=== TASK MATERIAL ===

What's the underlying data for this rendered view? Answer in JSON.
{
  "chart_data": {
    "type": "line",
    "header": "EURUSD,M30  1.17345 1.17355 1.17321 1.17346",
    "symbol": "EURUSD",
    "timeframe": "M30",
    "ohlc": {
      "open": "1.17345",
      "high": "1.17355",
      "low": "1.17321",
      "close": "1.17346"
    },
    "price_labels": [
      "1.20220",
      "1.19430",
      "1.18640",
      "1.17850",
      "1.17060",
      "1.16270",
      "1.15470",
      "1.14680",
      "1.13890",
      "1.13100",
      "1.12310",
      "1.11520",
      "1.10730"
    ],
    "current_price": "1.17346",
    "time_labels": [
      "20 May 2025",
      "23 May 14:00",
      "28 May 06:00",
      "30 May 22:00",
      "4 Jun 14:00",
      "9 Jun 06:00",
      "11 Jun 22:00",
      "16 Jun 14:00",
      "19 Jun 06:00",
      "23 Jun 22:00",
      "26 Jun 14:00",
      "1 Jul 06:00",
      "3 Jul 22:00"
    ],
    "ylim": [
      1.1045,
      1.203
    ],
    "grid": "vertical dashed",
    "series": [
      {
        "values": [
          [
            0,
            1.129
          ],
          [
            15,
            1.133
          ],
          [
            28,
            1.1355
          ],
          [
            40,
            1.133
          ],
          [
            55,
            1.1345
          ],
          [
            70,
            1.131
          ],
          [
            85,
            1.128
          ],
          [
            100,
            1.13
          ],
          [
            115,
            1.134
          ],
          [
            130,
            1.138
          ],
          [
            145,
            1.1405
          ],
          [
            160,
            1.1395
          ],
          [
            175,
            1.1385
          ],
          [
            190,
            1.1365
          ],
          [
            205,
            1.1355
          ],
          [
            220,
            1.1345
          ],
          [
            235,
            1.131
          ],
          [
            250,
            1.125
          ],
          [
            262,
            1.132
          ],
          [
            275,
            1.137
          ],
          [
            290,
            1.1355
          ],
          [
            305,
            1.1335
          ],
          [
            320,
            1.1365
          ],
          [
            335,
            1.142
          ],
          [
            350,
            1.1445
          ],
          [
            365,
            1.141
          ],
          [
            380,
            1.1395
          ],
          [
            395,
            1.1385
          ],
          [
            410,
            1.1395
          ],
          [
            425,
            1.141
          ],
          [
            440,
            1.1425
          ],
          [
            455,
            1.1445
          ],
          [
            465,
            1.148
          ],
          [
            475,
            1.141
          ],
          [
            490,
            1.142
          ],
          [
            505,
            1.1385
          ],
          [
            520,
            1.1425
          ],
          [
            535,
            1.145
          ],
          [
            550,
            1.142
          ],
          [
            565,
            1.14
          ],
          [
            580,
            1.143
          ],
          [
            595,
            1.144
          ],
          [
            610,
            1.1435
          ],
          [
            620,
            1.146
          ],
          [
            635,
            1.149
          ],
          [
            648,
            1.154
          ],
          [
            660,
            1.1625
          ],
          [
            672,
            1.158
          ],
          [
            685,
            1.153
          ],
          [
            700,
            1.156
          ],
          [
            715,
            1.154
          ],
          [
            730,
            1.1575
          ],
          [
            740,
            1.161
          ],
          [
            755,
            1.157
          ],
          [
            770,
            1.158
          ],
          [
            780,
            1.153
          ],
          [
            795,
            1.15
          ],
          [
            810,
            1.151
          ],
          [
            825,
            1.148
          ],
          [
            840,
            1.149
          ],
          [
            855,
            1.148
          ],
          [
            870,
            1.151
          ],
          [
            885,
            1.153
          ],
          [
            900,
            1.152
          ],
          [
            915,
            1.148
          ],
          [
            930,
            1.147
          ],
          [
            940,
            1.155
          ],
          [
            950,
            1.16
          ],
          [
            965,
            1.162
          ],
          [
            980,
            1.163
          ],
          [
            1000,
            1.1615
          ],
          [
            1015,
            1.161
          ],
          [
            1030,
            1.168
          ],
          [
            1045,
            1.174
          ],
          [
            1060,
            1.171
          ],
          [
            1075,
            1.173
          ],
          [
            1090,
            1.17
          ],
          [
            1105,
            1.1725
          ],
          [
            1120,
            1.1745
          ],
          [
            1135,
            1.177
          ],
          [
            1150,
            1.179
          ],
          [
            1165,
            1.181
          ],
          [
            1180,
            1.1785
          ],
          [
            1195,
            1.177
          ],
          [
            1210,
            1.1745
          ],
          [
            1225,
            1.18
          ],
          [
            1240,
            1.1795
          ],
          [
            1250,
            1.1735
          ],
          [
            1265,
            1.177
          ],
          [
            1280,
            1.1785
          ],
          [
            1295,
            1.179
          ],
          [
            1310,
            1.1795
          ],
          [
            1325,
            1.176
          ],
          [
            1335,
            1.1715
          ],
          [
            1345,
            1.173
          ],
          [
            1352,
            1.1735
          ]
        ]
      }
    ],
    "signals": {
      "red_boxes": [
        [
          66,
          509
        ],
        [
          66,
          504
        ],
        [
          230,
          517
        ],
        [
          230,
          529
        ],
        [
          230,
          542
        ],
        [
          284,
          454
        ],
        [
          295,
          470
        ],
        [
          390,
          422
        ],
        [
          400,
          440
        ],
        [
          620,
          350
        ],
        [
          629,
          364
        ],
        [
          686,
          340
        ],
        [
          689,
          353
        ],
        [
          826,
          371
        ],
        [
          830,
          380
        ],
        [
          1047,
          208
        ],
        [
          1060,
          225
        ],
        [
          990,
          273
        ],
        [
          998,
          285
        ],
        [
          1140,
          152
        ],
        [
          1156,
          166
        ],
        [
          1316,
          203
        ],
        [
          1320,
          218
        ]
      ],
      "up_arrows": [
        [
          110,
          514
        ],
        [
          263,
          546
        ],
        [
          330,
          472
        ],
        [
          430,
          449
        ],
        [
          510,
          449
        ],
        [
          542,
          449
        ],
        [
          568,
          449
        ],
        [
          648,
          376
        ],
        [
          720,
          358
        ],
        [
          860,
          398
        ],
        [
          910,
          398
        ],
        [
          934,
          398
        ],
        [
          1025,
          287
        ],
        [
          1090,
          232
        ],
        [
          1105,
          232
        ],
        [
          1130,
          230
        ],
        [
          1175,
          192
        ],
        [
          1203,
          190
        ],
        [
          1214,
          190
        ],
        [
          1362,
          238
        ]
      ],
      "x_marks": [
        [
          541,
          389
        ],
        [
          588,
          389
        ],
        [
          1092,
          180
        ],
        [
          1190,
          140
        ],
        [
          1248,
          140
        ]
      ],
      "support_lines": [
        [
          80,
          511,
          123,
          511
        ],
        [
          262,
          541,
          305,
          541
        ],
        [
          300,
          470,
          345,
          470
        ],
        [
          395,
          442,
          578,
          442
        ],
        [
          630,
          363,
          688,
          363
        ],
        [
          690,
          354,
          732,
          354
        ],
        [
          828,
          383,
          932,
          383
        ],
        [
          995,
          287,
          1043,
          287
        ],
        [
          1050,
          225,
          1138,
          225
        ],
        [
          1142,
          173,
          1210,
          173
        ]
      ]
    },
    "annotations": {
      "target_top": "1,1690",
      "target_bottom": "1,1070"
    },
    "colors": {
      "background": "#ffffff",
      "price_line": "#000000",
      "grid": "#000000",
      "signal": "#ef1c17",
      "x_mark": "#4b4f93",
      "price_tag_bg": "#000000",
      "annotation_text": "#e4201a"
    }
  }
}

===

Print the records above exactly as they appear.

What's the underlying data for this rendered view? Answer in JSON.
{
  "chart_data": {
    "type": "line",
    "header": "EURUSD,M30  1.17345 1.17355 1.17321 1.17346",
    "symbol": "EURUSD",
    "timeframe": "M30",
    "ohlc": {
      "open": "1.17345",
      "high": "1.17355",
      "low": "1.17321",
      "close": "1.17346"
    },
    "price_labels": [
      "1.20220",
      "1.19430",
      "1.18640",
      "1.17850",
      "1.17060",
      "1.16270",
      "1.15470",
      "1.14680",
      "1.13890",
      "1.13100",
      "1.12310",
      "1.11520",
      "1.10730"
    ],
    "current_price": "1.17346",
    "time_labels": [
      "20 May 2025",
      "23 May 14:00",
      "28 May 06:00",
      "30 May 22:00",
      "4 Jun 14:00",
      "9 Jun 06:00",
      "11 Jun 22:00",
      "16 Jun 14:00",
      "19 Jun 06:00",
      "23 Jun 22:00",
      "26 Jun 14:00",
      "1 Jul 06:00",
      "3 Jul 22:00"
    ],
    "ylim": [
      1.1045,
      1.203
    ],
    "grid": "vertical dashed",
    "series": [
      {
        "values": [
          [
            0,
            1.129
          ],
          [
            15,
            1.133
          ],
          [
            28,
            1.1355
          ],
          [
            40,
            1.133
          ],
          [
            55,
            1.1345
          ],
          [
            70,
            1.131
          ],
          [
            85,
            1.128
          ],
          [
            100,
            1.13
          ],
          [
            115,
            1.134
          ],
          [
            130,
            1.138
          ],
          [
            145,
            1.1405
          ],
          [
            160,
            1.1395
          ],
          [
            175,
            1.1385
          ],
          [
            190,
            1.1365
          ],
          [
            205,
            1.1355
          ],
          [
            220,
            1.1345
          ],
          [
            235,
            1.131
          ],
          [
            250,
            1.125
          ],
          [
            262,
            1.132
          ],
          [
            275,
            1.137
          ],
          [
            290,
            1.1355
          ],
          [
            305,
            1.1335
          ],
          [
            320,
            1.1365
          ],
          [
            335,
            1.142
          ],
          [
            350,
            1.1445
          ],
          [
            365,
            1.141
          ],
          [
            380,
            1.1395
          ],
          [
            395,
            1.1385
          ],
          [
            410,
            1.1395
          ],
          [
            425,
            1.141
          ],
          [
            440,
            1.1425
          ],
          [
            455,
            1.1445
          ],
          [
            465,
            1.148
          ],
          [
            475,
            1.141
          ],
          [
            490,
            1.142
          ],
          [
            505,
            1.1385
          ],
          [
            520,
            1.1425
          ],
          [
            535,
            1.145
          ],
          [
            550,
            1.142
          ],
          [
            565,
            1.14
          ],
          [
            580,
            1.143
          ],
          [
            595,
            1.144
          ],
          [
            610,
            1.1435
          ],
          [
            620,
            1.146
          ],
          [
            635,
            1.149
          ],
          [
            648,
            1.154
          ],
          [
            660,
            1.1625
          ],
          [
            672,
            1.158
          ],
          [
            685,
            1.153
          ],
          [
            700,
            1.156
          ],
          [
            715,
            1.154
          ],
          [
            730,
            1.1575
          ],
          [
            740,
            1.161
          ],
          [
            755,
            1.157
          ],
          [
            770,
            1.158
          ],
          [
            780,
            1.153
          ],
          [
            795,
            1.15
          ],
          [
            810,
            1.151
          ],
          [
            825,
            1.148
          ],
          [
            840,
            1.149
          ],
          [
            855,
            1.148
          ],
          [
            870,
            1.151
          ],
          [
            885,
            1.153
          ],
          [
            900,
            1.152
          ],
          [
            915,
            1.148
          ],
          [
            930,
            1.147
          ],
          [
            940,
            1.155
          ],
          [
            950,
            1.16
          ],
          [
            965,
            1.162
          ],
          [
            980,
            1.163
          ],
          [
            1000,
            1.1615
          ],
          [
            1015,
            1.161
          ],
          [
            1030,
            1.168
          ],
          [
            1045,
            1.174
          ],
          [
            1060,
            1.171
          ],
          [
            1075,
            1.173
          ],
          [
            1090,
            1.17
          ],
          [
            1105,
            1.1725
          ],
          [
            1120,
            1.1745
          ],
          [
            1135,
            1.177
          ],
          [
            1150,
            1.179
          ],
          [
            1165,
            1.181
          ],
          [
            1180,
            1.1785
          ],
          [
            1195,
            1.177
          ],
          [
            1210,
            1.1745
          ],
          [
            1225,
            1.18
          ],
          [
            1240,
            1.1795
          ],
          [
            1250,
            1.1735
          ],
          [
            1265,
            1.177
          ],
          [
            1280,
            1.1785
          ],
          [
            1295,
            1.179
          ],
          [
            1310,
            1.1795
          ],
          [
            1325,
            1.176
          ],
          [
            1335,
            1.1715
          ],
          [
            1345,
            1.173
          ],
          [
            1352,
            1.1735
          ]
        ]
      }
    ],
    "signals": {
      "red_boxes": [
        [
          66,
          509
        ],
        [
          66,
          504
        ],
        [
          230,
          517
        ],
        [
          230,
          529
        ],
        [
          230,
          542
        ],
        [
          284,
          454
        ],
        [
          295,
          470
        ],
        [
          390,
          422
        ],
        [
          400,
          440
        ],
        [
          620,
          350
        ],
        [
          629,
          364
        ],
        [
          686,
          340
        ],
        [
          689,
          353
        ],
        [
          826,
          371
        ],
        [
          830,
          380
        ],
        [
          1047,
          208
        ],
        [
          1060,
          225
        ],
        [
          990,
          273
        ],
        [
          998,
          285
        ],
        [
          1140,
          152
        ],
        [
          1156,
          166
        ],
        [
          1316,
          203
        ],
        [
          1320,
          218
        ]
      ],
      "up_arrows": [
        [
          110,
          514
        ],
        [
          263,
          546
        ],
        [
          330,
          472
        ],
        [
          430,
          449
        ],
        [
          510,
          449
        ],
        [
          542,
          449
        ],
        [
          568,
          449
        ],
        [
          648,
          376
        ],
        [
          720,
          358
        ],
        [
          860,
          398
        ],
        [
          910,
          398
        ],
        [
          934,
          398
        ],
        [
          1025,
          287
        ],
        [
          1090,
          232
        ],
        [
          1105,
          232
        ],
        [
          1130,
          230
        ],
        [
          1175,
          192
        ],
        [
          1203,
          190
        ],
        [
          1214,
          190
        ],
        [
          1362,
          238
        ]
      ],
      "x_marks": [
        [
          541,
          389
        ],
        [
          588,
          389
        ],
        [
          1092,
          180
        ],
        [
          1190,
          140
        ],
        [
          1248,
          140
        ]
      ],
      "support_lines": [
        [
          80,
          511,
          123,
          511
        ],
        [
          262,
          541,
          305,
          541
        ],
        [
          300,
          470,
          345,
          470
        ],
        [
          395,
          442,
          578,
          442
        ],
        [
          630,
          363,
          688,
          363
        ],
        [
          690,
          354,
          732,
          354
        ],
        [
          828,
          383,
          932,
          383
        ],
        [
          995,
          287,
          1043,
          287
        ],
        [
          1050,
          225,
          1138,
          225
        ],
        [
          1142,
          173,
          1210,
          173
        ]
      ]
    },
    "annotations": {
      "target_top": "1,1690",
      "target_bottom": "1,1070"
    },
    "colors": {
      "background": "#ffffff",
      "price_line": "#000000",
      "grid": "#000000",
      "signal": "#ef1c17",
      "x_mark": "#4b4f93",
      "price_tag_bg": "#000000",
      "annotation_text": "#e4201a"
    }
  }
}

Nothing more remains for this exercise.